> _Problem requirements_:
Take every line from the material that has the word "JSON" in it.

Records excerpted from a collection
▼▼▼
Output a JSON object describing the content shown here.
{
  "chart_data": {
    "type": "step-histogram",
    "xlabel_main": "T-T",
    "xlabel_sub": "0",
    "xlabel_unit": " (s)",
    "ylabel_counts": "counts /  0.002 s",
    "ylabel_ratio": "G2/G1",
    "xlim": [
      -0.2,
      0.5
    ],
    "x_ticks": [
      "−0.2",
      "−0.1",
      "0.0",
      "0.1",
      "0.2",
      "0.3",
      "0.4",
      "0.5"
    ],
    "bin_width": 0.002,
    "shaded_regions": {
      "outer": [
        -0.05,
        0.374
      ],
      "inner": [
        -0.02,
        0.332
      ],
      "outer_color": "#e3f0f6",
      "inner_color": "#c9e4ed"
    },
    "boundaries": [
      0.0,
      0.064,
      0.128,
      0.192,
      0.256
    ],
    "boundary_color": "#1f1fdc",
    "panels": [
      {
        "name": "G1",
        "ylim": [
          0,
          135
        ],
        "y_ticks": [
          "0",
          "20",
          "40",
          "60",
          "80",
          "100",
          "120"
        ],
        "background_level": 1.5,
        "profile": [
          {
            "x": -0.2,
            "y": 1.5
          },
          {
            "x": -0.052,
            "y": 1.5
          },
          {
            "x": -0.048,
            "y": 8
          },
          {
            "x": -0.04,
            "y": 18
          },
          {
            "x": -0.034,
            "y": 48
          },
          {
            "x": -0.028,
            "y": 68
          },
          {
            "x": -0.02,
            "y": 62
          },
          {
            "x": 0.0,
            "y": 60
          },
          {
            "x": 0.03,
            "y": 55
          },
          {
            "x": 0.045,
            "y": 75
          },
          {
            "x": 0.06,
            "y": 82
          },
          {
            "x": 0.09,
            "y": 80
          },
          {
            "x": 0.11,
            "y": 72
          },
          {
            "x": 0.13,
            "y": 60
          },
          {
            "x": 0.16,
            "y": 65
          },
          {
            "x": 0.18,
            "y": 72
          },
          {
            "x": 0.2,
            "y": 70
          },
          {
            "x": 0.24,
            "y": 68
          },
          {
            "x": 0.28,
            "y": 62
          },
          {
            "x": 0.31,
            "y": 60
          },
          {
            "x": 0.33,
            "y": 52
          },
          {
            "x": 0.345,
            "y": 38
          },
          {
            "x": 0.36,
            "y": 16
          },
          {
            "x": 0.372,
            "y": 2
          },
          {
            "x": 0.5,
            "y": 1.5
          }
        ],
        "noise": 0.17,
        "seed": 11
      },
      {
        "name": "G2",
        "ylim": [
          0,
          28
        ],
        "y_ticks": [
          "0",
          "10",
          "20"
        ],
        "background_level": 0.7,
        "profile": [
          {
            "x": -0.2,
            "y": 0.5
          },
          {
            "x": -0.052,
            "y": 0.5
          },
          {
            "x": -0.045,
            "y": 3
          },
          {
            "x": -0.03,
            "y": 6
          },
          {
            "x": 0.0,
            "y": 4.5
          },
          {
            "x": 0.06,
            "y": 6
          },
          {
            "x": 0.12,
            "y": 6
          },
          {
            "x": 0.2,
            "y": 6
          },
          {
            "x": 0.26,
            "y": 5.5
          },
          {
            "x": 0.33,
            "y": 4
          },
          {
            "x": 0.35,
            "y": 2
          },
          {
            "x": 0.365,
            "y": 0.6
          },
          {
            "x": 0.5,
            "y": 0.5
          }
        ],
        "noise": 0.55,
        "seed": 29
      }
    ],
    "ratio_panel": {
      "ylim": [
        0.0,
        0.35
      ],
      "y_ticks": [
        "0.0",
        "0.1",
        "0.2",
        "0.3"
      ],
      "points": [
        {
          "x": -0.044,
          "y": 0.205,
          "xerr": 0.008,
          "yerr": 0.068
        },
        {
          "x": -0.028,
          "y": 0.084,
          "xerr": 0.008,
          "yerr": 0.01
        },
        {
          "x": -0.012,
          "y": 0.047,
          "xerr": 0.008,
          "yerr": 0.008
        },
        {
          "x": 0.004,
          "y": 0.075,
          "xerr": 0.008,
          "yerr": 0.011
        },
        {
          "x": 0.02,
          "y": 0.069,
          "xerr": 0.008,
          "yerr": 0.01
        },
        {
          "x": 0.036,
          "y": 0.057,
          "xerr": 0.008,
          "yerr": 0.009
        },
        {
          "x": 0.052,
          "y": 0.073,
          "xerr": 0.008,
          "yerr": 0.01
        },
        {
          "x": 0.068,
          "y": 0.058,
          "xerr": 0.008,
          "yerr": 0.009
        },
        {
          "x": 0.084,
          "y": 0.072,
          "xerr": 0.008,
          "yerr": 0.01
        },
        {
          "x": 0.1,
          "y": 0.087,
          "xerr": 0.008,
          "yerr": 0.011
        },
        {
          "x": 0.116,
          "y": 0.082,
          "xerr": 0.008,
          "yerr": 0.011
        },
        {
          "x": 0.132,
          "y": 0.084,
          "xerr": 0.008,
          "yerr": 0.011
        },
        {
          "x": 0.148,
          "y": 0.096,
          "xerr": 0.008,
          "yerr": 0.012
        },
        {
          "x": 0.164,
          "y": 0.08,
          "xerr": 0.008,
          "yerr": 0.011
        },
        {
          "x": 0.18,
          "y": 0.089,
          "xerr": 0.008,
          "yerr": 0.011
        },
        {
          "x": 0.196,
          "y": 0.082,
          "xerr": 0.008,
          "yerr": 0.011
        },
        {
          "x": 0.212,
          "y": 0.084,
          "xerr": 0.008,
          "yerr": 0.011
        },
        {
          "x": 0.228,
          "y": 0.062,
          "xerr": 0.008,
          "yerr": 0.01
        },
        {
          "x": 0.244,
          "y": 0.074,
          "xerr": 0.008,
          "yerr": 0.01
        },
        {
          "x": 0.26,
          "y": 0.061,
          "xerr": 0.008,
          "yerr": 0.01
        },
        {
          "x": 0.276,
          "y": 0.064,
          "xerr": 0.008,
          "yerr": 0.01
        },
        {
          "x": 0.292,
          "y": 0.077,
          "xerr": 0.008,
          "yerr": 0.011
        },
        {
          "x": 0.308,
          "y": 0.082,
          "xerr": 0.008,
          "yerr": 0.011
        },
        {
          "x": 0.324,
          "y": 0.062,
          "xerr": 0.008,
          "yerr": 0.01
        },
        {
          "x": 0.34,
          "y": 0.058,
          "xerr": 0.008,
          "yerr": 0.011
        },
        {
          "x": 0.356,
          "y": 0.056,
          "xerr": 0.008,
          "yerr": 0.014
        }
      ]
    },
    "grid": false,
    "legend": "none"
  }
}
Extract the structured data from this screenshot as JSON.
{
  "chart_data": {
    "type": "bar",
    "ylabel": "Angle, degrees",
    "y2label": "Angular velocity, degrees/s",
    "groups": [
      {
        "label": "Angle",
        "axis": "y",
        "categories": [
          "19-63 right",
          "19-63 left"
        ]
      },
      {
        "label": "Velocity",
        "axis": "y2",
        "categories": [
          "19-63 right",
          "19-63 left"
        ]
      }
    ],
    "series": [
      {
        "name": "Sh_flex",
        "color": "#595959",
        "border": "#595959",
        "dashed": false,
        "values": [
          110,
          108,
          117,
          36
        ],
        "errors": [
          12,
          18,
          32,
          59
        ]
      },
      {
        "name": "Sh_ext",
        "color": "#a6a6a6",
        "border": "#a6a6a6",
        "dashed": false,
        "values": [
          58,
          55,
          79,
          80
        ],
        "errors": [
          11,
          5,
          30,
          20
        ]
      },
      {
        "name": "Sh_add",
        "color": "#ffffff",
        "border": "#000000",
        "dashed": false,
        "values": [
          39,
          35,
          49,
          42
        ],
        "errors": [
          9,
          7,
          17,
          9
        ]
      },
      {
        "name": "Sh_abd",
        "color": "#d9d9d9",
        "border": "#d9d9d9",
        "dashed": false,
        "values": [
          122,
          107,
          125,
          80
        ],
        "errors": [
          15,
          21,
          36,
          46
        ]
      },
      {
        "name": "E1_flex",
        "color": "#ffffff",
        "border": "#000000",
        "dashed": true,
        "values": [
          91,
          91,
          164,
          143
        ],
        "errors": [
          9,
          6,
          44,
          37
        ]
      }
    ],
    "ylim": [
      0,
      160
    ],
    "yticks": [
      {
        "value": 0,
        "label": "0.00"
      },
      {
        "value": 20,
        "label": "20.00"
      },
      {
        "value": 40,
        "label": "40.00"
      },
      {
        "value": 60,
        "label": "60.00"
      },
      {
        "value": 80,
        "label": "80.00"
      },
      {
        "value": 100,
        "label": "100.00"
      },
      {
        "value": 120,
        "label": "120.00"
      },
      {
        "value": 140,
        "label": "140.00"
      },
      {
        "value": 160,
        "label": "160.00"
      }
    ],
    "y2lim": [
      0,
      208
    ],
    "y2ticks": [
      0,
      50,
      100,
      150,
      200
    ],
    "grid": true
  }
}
▲▲▲
> _Task solution_:
Output a JSON object describing the content shown here.
Extract the structured data from this screenshot as JSON.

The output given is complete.